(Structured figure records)
----------------
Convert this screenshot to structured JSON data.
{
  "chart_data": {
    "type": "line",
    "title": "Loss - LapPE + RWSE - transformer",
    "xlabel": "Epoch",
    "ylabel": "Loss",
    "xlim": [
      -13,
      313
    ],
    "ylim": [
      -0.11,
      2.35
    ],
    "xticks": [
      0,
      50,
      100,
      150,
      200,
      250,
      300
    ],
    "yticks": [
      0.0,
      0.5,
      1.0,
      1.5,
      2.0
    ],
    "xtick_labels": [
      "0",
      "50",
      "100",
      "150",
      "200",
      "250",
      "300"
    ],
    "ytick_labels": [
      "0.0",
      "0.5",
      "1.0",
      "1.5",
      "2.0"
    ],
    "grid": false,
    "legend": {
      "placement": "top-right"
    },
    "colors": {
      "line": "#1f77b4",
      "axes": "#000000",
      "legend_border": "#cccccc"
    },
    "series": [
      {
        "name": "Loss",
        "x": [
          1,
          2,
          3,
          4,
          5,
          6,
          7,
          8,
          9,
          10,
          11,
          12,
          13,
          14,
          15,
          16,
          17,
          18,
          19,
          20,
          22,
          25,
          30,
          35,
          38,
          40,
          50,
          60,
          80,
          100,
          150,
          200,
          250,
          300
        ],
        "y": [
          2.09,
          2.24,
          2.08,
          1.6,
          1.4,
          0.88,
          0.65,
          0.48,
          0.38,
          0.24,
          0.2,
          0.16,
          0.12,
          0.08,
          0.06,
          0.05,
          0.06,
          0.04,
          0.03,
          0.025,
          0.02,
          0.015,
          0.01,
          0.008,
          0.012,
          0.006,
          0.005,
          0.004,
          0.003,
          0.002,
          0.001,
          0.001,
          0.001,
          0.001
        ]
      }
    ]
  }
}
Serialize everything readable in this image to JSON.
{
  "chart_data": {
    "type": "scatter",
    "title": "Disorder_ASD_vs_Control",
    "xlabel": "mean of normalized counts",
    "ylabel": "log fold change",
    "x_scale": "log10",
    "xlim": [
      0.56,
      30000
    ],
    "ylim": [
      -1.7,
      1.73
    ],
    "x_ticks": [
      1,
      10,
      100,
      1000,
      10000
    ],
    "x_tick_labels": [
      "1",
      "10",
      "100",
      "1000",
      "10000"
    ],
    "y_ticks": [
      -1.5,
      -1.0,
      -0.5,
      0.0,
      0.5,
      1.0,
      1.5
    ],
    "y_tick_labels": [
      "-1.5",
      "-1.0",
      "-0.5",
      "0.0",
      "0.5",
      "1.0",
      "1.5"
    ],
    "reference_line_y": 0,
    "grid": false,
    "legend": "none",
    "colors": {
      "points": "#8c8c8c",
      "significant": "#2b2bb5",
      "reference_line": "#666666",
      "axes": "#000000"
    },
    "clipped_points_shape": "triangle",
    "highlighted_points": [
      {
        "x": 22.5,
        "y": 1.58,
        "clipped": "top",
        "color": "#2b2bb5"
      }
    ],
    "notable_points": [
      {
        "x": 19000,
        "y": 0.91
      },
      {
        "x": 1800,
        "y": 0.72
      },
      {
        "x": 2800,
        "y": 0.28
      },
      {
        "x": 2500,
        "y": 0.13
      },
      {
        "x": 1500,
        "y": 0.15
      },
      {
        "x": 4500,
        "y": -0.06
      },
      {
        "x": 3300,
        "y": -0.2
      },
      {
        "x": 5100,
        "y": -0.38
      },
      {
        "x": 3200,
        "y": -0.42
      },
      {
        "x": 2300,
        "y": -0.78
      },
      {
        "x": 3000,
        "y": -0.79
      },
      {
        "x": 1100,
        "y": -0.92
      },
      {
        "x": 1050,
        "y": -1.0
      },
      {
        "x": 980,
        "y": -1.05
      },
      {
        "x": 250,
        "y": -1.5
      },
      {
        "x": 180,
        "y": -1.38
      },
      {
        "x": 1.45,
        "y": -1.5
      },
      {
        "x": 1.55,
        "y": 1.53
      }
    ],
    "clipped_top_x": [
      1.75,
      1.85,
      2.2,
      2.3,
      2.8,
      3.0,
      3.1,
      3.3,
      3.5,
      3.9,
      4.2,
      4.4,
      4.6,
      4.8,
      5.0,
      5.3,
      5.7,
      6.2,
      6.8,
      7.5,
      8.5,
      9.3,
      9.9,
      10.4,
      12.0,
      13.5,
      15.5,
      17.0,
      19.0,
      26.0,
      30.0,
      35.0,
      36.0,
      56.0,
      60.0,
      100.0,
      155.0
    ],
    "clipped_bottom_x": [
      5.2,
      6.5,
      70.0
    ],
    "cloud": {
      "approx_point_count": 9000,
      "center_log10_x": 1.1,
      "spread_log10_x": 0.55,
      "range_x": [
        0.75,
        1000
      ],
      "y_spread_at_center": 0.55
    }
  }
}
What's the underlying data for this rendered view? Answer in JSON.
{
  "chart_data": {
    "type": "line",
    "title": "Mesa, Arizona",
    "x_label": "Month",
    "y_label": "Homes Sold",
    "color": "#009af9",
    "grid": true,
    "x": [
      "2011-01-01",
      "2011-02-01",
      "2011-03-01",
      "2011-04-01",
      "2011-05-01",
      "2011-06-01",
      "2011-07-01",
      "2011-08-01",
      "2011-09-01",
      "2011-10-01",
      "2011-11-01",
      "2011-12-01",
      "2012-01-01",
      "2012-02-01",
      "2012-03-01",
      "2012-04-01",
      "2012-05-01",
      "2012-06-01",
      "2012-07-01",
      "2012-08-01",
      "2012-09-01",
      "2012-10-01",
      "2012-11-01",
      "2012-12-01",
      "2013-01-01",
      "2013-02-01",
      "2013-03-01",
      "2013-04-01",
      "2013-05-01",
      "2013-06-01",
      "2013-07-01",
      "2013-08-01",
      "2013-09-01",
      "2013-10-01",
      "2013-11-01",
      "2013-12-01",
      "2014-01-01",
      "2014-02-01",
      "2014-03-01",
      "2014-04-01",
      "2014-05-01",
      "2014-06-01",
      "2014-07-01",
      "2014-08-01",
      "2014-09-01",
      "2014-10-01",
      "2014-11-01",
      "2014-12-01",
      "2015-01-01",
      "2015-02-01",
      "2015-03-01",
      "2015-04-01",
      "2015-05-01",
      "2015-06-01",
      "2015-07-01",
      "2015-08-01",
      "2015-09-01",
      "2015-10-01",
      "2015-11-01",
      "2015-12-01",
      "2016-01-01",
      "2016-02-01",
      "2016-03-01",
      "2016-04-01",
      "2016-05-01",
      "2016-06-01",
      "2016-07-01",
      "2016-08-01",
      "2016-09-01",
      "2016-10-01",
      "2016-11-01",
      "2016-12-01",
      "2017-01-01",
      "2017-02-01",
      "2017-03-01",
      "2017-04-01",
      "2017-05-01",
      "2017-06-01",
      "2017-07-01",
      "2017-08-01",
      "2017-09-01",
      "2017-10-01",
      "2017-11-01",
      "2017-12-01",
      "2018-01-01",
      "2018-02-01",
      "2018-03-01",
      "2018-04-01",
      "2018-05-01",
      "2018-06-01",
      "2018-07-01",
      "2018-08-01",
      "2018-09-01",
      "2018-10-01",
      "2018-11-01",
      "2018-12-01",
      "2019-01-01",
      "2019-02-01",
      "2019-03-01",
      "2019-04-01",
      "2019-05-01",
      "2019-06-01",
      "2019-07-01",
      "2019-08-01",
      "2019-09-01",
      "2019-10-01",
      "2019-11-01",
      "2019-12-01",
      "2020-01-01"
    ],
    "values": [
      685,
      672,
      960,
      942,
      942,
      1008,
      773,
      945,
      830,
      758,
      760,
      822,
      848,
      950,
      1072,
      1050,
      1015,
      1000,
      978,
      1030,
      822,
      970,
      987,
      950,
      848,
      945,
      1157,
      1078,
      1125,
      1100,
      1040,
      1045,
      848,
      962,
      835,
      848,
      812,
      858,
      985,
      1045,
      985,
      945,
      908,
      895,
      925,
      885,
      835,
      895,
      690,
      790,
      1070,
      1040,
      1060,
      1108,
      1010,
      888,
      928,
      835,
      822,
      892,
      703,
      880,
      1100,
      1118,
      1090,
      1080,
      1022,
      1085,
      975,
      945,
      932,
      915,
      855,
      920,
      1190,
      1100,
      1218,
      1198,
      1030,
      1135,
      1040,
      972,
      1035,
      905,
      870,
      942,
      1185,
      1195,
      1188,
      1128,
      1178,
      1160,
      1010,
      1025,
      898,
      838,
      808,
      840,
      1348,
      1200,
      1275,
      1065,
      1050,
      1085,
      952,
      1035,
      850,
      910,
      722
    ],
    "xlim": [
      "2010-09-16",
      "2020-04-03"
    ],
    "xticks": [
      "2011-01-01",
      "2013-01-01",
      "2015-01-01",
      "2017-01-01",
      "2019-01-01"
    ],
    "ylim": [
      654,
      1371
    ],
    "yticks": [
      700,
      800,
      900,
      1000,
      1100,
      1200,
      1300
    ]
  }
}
----------------
# Aim of the task
From the listing above, pick out each line where the word "title" appears.

# Output
    "title": "Loss - LapPE + RWSE - transformer",
    "title": "Disorder_ASD_vs_Control",
    "title": "Mesa, Arizona",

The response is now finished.